* _GOAL_
Count the lines that include the string "chevron", and give only that number.

>> begin RECORDS SHOWN

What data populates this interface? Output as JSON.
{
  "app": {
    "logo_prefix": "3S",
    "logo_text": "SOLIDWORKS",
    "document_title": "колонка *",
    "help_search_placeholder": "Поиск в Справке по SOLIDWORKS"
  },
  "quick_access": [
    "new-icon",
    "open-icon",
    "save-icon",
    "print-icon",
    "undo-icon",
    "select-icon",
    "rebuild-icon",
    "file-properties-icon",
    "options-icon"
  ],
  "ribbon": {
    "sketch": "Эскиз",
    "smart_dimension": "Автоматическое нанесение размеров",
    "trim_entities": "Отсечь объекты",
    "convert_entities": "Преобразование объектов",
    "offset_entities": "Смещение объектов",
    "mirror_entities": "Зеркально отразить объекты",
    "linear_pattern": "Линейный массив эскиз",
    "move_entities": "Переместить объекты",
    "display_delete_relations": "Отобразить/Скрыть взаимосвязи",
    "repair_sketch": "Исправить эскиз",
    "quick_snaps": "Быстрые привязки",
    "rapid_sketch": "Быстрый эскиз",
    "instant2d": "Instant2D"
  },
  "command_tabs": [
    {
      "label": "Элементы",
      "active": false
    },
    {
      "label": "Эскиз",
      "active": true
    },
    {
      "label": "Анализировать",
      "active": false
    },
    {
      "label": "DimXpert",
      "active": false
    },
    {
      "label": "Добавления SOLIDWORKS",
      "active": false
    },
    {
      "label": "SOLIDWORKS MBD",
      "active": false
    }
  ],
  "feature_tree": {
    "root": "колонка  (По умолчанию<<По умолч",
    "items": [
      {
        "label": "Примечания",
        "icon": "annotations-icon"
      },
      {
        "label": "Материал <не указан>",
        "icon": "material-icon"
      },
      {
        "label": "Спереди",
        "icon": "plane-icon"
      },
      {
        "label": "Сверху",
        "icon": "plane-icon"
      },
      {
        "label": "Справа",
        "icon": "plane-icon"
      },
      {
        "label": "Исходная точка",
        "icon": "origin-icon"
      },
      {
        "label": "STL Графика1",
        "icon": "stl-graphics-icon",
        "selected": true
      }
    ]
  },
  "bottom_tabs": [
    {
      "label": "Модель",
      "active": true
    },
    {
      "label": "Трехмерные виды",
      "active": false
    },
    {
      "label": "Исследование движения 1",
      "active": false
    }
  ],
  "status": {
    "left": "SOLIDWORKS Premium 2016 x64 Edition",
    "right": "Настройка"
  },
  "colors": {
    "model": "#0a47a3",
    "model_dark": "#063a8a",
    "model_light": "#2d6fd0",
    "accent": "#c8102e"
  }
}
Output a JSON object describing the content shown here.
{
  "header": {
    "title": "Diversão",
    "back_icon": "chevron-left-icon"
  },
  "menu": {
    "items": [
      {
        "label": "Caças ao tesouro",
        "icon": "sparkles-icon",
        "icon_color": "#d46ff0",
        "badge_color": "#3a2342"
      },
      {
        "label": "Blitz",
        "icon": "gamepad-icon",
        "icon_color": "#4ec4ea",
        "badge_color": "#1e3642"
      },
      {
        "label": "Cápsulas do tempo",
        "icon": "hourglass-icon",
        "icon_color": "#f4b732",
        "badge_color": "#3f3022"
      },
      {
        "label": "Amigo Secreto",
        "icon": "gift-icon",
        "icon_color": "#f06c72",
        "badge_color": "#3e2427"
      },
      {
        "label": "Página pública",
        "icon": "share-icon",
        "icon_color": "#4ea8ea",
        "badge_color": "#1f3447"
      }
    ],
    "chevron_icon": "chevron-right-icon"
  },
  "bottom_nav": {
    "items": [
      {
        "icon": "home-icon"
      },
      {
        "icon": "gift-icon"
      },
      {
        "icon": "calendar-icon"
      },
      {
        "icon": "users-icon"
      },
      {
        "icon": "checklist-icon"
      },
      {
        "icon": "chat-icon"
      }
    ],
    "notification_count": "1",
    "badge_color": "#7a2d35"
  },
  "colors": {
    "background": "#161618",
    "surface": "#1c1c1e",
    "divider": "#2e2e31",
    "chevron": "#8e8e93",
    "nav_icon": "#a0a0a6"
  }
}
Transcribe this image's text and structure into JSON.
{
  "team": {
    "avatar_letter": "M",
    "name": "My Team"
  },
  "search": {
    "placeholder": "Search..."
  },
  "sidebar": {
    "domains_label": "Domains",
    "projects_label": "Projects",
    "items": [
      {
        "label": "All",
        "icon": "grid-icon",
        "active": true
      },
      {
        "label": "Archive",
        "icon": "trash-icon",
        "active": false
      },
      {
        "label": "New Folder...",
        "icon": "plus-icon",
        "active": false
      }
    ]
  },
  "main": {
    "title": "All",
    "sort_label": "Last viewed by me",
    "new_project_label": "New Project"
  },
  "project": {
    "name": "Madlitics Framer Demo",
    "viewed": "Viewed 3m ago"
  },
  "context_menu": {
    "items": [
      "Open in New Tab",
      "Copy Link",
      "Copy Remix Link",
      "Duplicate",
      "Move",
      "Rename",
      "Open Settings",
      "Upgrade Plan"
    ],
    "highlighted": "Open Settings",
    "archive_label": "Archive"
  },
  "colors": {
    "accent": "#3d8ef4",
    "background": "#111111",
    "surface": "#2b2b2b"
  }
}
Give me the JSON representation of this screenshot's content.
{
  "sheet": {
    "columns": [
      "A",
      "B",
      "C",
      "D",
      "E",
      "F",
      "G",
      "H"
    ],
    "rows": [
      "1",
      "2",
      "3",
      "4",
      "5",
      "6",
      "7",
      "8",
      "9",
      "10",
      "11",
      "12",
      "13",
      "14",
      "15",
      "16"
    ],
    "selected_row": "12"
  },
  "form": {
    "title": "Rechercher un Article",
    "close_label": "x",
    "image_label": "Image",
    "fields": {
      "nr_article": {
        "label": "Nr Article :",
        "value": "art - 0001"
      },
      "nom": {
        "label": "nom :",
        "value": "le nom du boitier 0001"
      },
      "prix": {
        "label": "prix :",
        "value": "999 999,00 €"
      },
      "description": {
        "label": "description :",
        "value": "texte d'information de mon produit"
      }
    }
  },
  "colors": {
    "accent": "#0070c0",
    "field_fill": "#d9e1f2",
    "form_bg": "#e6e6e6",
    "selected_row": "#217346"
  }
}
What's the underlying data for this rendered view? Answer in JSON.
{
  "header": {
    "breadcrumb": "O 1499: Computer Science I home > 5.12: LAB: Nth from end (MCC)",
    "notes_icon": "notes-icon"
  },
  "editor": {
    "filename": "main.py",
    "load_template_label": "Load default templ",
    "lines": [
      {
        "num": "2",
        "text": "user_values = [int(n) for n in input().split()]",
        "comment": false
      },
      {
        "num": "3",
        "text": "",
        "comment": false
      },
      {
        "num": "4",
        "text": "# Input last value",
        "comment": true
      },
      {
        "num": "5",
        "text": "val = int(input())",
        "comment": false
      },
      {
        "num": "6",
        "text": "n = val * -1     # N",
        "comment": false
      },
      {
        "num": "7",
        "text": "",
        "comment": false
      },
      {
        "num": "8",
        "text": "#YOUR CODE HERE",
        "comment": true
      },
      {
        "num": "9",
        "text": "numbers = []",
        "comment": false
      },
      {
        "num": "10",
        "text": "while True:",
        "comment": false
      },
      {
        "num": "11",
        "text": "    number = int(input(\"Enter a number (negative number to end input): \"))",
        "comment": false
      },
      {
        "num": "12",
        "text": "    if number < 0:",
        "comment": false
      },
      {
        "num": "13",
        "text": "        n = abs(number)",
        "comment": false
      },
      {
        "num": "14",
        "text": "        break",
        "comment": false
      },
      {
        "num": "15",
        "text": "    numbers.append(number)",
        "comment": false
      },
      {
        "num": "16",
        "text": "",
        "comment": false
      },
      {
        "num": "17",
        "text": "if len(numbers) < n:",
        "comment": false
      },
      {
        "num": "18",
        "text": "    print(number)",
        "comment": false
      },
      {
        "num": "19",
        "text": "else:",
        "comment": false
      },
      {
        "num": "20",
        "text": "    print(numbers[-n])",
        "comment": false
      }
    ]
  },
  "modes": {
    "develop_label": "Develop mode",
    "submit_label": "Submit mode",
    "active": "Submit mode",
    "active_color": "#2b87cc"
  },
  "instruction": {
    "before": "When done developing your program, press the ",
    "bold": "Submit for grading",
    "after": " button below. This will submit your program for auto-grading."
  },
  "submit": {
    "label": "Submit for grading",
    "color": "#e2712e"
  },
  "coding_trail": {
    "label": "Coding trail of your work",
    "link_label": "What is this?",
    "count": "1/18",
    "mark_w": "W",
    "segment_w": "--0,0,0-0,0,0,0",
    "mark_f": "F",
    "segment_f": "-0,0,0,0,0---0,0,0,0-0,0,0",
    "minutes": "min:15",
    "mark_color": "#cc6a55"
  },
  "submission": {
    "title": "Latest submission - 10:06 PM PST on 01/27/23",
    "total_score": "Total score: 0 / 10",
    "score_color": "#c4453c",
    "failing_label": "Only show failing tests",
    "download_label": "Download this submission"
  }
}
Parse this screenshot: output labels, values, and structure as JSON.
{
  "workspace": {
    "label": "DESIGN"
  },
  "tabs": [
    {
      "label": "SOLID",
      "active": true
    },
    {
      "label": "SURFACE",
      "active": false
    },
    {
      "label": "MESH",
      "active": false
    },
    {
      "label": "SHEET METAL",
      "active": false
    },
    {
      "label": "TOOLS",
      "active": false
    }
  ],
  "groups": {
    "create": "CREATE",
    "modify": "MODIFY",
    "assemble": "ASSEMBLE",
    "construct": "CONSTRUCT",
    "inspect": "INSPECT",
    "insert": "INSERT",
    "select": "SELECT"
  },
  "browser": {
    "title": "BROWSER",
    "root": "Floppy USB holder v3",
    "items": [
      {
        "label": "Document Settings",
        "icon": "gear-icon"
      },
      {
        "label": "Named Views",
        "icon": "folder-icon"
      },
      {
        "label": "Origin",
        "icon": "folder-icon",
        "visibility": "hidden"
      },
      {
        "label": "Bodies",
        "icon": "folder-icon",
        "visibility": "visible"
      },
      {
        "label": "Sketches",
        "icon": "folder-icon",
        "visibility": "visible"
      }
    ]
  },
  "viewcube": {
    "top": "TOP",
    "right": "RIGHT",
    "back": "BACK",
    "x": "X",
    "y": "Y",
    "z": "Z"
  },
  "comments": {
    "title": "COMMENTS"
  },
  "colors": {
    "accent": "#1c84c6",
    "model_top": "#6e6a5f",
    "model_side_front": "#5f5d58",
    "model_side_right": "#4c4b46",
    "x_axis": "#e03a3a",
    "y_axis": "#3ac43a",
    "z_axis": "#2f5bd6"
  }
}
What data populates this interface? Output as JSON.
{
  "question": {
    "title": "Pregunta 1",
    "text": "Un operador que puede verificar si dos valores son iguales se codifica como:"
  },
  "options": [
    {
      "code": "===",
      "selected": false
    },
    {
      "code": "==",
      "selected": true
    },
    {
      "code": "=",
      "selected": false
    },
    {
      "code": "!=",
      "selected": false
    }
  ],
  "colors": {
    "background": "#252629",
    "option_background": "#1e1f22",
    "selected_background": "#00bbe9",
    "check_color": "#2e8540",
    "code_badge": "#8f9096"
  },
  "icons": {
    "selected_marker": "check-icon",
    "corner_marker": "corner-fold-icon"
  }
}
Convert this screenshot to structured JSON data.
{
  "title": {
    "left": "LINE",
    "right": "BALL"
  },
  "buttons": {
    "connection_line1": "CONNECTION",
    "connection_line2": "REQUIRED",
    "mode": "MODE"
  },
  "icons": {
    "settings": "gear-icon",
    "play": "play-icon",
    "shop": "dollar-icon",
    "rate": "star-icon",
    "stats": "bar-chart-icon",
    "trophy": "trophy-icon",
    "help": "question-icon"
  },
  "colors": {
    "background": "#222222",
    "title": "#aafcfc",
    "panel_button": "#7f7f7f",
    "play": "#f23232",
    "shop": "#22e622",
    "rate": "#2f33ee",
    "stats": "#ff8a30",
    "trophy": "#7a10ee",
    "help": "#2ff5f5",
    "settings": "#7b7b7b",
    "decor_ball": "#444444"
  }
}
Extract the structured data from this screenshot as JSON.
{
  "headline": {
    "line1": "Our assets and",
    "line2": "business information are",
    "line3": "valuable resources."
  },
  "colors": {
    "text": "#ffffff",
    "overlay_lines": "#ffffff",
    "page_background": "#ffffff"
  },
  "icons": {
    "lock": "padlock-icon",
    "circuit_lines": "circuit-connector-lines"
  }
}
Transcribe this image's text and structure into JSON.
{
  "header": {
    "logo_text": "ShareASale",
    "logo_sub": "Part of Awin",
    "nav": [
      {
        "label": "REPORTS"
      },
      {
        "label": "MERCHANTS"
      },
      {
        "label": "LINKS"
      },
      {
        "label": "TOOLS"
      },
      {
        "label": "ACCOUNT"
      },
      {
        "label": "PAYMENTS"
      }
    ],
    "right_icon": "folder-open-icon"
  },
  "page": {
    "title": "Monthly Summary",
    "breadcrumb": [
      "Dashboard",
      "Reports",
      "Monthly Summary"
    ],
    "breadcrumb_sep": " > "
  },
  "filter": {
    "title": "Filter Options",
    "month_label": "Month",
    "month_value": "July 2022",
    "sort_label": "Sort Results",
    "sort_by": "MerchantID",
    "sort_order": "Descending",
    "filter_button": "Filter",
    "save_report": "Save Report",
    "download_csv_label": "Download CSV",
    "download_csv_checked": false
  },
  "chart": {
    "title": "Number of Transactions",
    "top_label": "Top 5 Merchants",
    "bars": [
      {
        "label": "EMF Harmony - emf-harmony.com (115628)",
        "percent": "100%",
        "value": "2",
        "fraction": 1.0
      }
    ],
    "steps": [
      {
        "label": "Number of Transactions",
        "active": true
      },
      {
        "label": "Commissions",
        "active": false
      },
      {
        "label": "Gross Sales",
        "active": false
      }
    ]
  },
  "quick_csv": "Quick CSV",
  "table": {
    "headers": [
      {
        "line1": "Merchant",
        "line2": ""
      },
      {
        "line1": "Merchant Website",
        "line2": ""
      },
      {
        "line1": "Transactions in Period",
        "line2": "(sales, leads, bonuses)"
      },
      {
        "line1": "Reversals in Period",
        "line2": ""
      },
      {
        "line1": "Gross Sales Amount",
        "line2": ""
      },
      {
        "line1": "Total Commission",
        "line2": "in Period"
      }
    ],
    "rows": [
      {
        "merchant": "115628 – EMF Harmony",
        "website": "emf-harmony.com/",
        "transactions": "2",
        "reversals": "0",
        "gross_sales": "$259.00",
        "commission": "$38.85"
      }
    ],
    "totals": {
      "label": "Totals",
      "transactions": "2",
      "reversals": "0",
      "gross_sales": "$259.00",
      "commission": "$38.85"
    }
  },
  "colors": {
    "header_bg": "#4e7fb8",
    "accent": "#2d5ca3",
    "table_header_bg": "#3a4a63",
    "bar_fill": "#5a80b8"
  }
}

>> end RECORDS SHOWN

* _OUTPUT FOR THIS EXERCISE_
3